# EXTRACT TO READ
## BEGIN
Skip site navigation (1)Skip section navigation (2)
Date:      Sun, 07 Sep 2003 18:44:08 -0700
From:      underway@comcast.net (Gary W. Swearingen)
To:        Michel Talon <talon@lpthe.jussieu.fr>
Cc:        freebsd-chat@freebsd.org
Subject:   Re: The Old Way Was Better
Message-ID:  <4k7k4kjbpz.k4k@mail.comcast.net>
In-Reply-To: <3F5B4AA9.1000003@lpthe.jussieu.fr> (Michel Talon's message of "Sun, 07 Sep 2003 17:11:37 %2B0200")
References:  <3F5B4AA9.1000003@lpthe.jussieu.fr>

next in thread | previous in thread | raw e-mail | index | archive | help
Michel Talon <talon@lpthe.jussieu.fr> writes:

> In my opinion, the 4.* series should not
> have been maintained so long (except for security fixes), it stresses
> too much the available developer workforce.

So when should non-security 4.* work have stopped?  When I started
using FreeBSD, the 5.0 target was Nov'2001, IIRC, and it was supposed
to have features than are not yet in 5-CURRENT.  How long should 4.*
users have to live with a moribund OS?  I don't know, but the shorter
the time, the less reason there is to stop MFCing.  IMO, it's more
important to protect FreeBSD's reputation for stability than to
advance 5.*-STABLE by a few months by abandoning 4.* users in any
obvious way.

I'm not prepared to say what developers "should" have done except that
they should have made better schedule estimates, something much easier
said than done.  I suspect that 5.0 & 5.1 should have had fewer new
features, but I couldn't make a convincing case for it.


I WILL give one confident "should":  They should heed Bill's comments
regarding the importance of marketing -- even marketing to existing
FreeBSD users.  If developers must, they could keep the current CVS
tag-naming scheme and use whatever terms they want in developer
forums, but elsewhere FreeBSD people should use more sensible terms
than CURRENT (other branches are current too) and RELEASE (other
branches are releases too) and STABLE (which might not even compile).

I'd extend Bill's suggestion for future branch naming to:

  ALPHA       -- Name of the HEAD branch (trunk?).
                  (Was: CURRENT.)
  #-ALPHA     -- Synonym of ALPHA.
                  (Was: #-CURRENT.)
                  (Non-existent after HEAD moves on to #+1.)
  BETA        -- Ambiguous synonym of #-BETA, but useful in context.
                  (Was: STABLE.)
  #-BETA      -- Name of the RELENG_# branch.
                  (Was: #-STABLE.)
                  (Non-existent until #.#-STABLE is created.)
                  (Example: 4-BETA = RELENG_4)
## END
Element box records:
## BEGIN
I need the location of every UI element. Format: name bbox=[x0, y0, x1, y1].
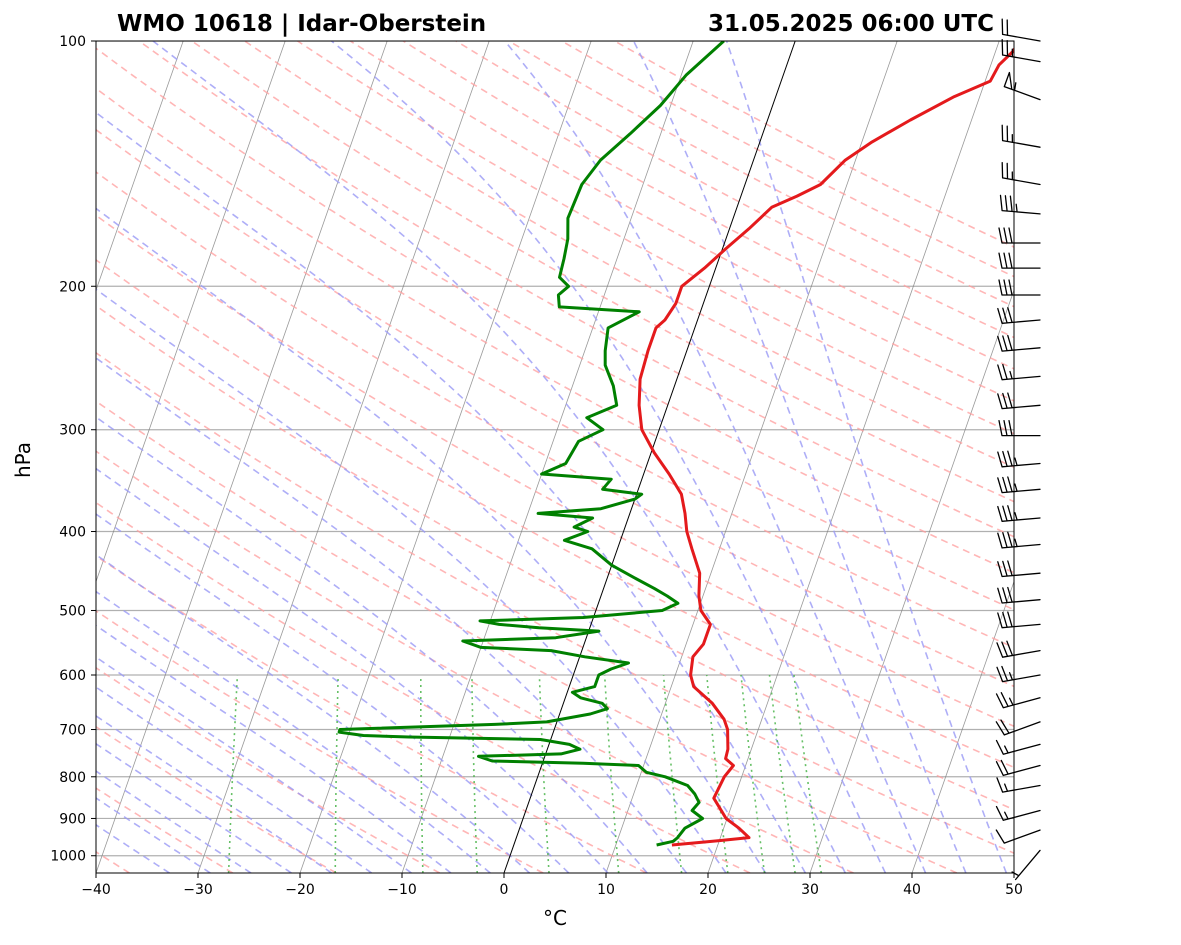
y-tick-label: 900 bbox=[59, 811, 86, 827]
x-tick-label: −40 bbox=[81, 882, 111, 898]
y-tick-label: 500 bbox=[59, 603, 86, 619]
y-axis-label: hPa bbox=[11, 442, 35, 478]
chart-title-time: 31.05.2025 06:00 UTC bbox=[708, 11, 994, 37]
x-tick-label: −10 bbox=[387, 882, 417, 898]
y-tick-label: 1000 bbox=[50, 849, 86, 865]
chart-title-station: WMO 10618 | Idar-Oberstein bbox=[117, 11, 486, 37]
y-tick-label: 100 bbox=[59, 34, 86, 50]
y-tick-label: 800 bbox=[59, 770, 86, 786]
y-tick-label: 600 bbox=[59, 668, 86, 684]
x-tick-label: −30 bbox=[183, 882, 213, 898]
y-tick-label: 200 bbox=[59, 279, 86, 295]
x-tick-label: 0 bbox=[500, 882, 509, 898]
x-tick-label: 50 bbox=[1005, 882, 1023, 898]
y-tick-label: 300 bbox=[59, 423, 86, 439]
x-tick-label: −20 bbox=[285, 882, 315, 898]
x-tick-label: 20 bbox=[699, 882, 717, 898]
x-tick-label: 10 bbox=[597, 882, 615, 898]
y-tick-label: 700 bbox=[59, 723, 86, 739]
y-tick-label: 400 bbox=[59, 525, 86, 541]
x-tick-label: 40 bbox=[903, 882, 921, 898]
x-tick-label: 30 bbox=[801, 882, 819, 898]
x-axis-label: °C bbox=[543, 906, 567, 930]
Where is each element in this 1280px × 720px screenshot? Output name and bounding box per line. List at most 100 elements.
## END
# WHAT IS BEING ASKED
Output the FreeBSD mailing-list message above word for word, starting at "(Was: STABLE.)" and going down through "4-BETA = RELENG_4)".

# EXERCISE RESPONSE
(Was: STABLE.)
  #-BETA      -- Name of the RELENG_# branch.
                  (Was: #-STABLE.)
                  (Non-existent until #.#-STABLE is created.)
                  (Example: 4-BETA = RELENG_4)